The following section discusses the design philosophies of :obj:`uarray`, and the reasoning behind some of these philosophies.

Modularity

:obj:`uarray` (and its sister modules :obj:`unumpy` and others to come) were designed from the ground-up to be modular. This is part of why :obj:`uarray` itself holds the core backend and dispatch machinery, and :obj:`unumpy` holds the actual multimethods. Also, :obj:`unumpy` can be developed completely separately to :obj:`uarray`, although the ideal place to have it would be NumPy itself.

However, the benefit to having it separate is that it could span multiple NumPy versions, even before NEP-18 (or even NEP-13) was available. Another benefit is that it can have a faster release cycle to help it achieve this.

· · · · · · ·

PROBLEMS AND TASKS:
A – Answer these questions about the passage on the design philosophy of uarray:
(i) Which module holds the core backend and dispatch machinery?
(ii) What does the passage name as the ideal place for unumpy?
(iii) Besides spanning multiple NumPy versions, what other benefit of keeping unumpy separate is given?
B – Write a continuation of the passage on the design philosophy of uarray, starting after its final sentence.
The entries that follow come from a separate source and are unrelated to the text above.

Dataset entries:
· · · · · · ·

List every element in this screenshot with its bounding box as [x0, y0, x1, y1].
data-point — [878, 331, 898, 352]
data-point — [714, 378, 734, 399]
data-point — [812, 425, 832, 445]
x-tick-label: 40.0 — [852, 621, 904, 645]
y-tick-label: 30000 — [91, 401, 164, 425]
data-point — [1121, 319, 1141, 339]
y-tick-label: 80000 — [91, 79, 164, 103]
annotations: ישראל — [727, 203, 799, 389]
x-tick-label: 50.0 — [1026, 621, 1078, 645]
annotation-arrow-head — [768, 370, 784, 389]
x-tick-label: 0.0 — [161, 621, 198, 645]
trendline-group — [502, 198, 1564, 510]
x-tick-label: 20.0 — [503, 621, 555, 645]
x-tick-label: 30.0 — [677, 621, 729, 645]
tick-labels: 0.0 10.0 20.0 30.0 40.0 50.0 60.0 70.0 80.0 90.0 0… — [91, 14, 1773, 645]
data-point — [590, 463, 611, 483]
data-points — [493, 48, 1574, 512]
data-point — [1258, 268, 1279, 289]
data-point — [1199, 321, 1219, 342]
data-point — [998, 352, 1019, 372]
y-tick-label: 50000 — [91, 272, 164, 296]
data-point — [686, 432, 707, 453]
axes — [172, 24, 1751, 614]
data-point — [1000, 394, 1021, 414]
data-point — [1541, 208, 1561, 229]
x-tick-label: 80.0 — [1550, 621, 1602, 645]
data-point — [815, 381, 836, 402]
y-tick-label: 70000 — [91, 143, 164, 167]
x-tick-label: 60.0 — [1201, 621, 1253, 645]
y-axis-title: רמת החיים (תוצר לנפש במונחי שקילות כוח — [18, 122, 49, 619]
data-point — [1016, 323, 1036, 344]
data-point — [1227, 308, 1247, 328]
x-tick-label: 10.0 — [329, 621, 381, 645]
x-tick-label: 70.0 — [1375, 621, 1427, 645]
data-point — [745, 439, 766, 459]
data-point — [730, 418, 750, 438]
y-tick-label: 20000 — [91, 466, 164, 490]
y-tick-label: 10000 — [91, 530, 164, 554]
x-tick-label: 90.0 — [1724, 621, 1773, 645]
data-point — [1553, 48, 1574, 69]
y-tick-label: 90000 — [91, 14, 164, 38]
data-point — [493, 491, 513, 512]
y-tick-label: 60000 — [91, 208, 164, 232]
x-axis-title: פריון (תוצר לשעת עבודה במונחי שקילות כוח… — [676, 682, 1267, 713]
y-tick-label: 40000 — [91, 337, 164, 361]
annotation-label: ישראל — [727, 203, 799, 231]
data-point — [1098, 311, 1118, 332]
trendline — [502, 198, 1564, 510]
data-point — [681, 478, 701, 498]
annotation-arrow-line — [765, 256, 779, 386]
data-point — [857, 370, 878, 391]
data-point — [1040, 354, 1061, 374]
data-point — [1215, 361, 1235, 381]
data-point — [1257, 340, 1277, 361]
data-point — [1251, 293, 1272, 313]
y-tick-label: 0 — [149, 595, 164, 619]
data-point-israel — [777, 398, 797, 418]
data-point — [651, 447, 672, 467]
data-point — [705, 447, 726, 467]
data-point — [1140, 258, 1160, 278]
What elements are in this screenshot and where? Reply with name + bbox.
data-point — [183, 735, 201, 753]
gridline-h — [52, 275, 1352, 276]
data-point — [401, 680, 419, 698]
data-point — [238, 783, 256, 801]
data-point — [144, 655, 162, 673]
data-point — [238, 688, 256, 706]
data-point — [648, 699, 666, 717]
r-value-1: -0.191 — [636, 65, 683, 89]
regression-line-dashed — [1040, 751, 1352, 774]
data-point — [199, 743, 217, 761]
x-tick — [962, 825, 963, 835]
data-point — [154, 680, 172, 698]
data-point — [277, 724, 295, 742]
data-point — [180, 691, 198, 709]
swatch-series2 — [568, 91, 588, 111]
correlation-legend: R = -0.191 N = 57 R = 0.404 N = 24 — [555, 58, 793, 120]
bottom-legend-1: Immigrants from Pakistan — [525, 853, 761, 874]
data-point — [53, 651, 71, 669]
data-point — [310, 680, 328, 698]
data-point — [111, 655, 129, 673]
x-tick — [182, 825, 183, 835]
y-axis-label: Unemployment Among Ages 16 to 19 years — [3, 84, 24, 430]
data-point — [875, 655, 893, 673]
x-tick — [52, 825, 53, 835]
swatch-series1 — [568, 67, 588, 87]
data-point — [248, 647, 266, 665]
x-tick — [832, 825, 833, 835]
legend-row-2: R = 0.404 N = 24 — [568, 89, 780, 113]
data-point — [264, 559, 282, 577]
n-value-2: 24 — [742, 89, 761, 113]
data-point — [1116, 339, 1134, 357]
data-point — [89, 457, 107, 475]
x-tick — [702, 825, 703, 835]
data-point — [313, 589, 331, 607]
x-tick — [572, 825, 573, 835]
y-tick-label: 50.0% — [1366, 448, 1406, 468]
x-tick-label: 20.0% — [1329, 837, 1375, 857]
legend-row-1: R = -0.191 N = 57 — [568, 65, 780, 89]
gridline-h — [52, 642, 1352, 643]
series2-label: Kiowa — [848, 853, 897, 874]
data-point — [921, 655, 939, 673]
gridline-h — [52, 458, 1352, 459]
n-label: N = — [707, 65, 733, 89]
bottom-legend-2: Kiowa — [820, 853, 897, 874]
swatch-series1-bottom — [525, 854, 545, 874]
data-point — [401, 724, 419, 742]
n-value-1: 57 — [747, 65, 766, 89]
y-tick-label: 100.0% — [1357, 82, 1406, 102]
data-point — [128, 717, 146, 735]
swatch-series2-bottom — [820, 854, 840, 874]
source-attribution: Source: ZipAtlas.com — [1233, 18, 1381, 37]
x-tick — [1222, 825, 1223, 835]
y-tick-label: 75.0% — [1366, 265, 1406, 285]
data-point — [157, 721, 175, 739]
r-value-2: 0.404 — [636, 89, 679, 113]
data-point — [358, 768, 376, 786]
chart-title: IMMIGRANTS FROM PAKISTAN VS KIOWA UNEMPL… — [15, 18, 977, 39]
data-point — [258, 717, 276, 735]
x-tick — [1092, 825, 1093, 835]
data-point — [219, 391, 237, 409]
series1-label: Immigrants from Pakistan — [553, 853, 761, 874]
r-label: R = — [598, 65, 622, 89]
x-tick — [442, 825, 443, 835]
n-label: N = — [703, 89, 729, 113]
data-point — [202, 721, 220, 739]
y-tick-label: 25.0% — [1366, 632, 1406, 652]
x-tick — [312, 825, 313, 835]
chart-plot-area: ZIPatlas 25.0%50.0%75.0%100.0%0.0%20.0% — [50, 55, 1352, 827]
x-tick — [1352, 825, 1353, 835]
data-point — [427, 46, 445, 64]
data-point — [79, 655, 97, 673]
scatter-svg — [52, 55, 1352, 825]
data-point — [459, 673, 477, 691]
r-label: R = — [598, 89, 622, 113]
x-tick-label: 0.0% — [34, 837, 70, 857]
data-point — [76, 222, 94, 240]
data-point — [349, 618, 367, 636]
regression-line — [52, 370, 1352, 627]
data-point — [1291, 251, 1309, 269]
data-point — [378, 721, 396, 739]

· · · · · · ·

TASK RESULTS:
A –
(i) uarray
(ii) NumPy itself
(iii) It can have a faster release cycle.

B –
Separate Imports

Code wishing to use the backend machinery for NumPy (as an example) will use the statement import unumpy as np instead of the usual import numpy as np. This is deliberate: it makes dispatching opt-in instead of being forced to use it, and the overhead associated with it. However, a package is free to define its main methods as the dispatchable versions, thereby allowing dispatch on the default implementation.

Extensibility and Choice

If some effort is put into the dispatch machinery, it's possible to dispatch over arbitrary objects --- including arrays, dtypes, and so on. A method defines the type of each dispatchable argument, and backends are only passed types they know how to dispatch over, when deciding whether or not to use that backend. For example, if a backend doesn't know how to dispatch over dtypes, it won't be asked to decide based on that front.

Methods can have a default implementation in terms of other methods, but they're still overridable.

This means that only one framework is needed to, for example, dispatch over ufunc s, arrays, dtypes and all other primitive objects in NumPy, while keeping the core :obj:`uarray` code independent of NumPy and even :obj:`unumpy`.

Backends can span modules, so SciPy could jump in and define its own methods on NumPy objects and make them overridable within the NumPy backend.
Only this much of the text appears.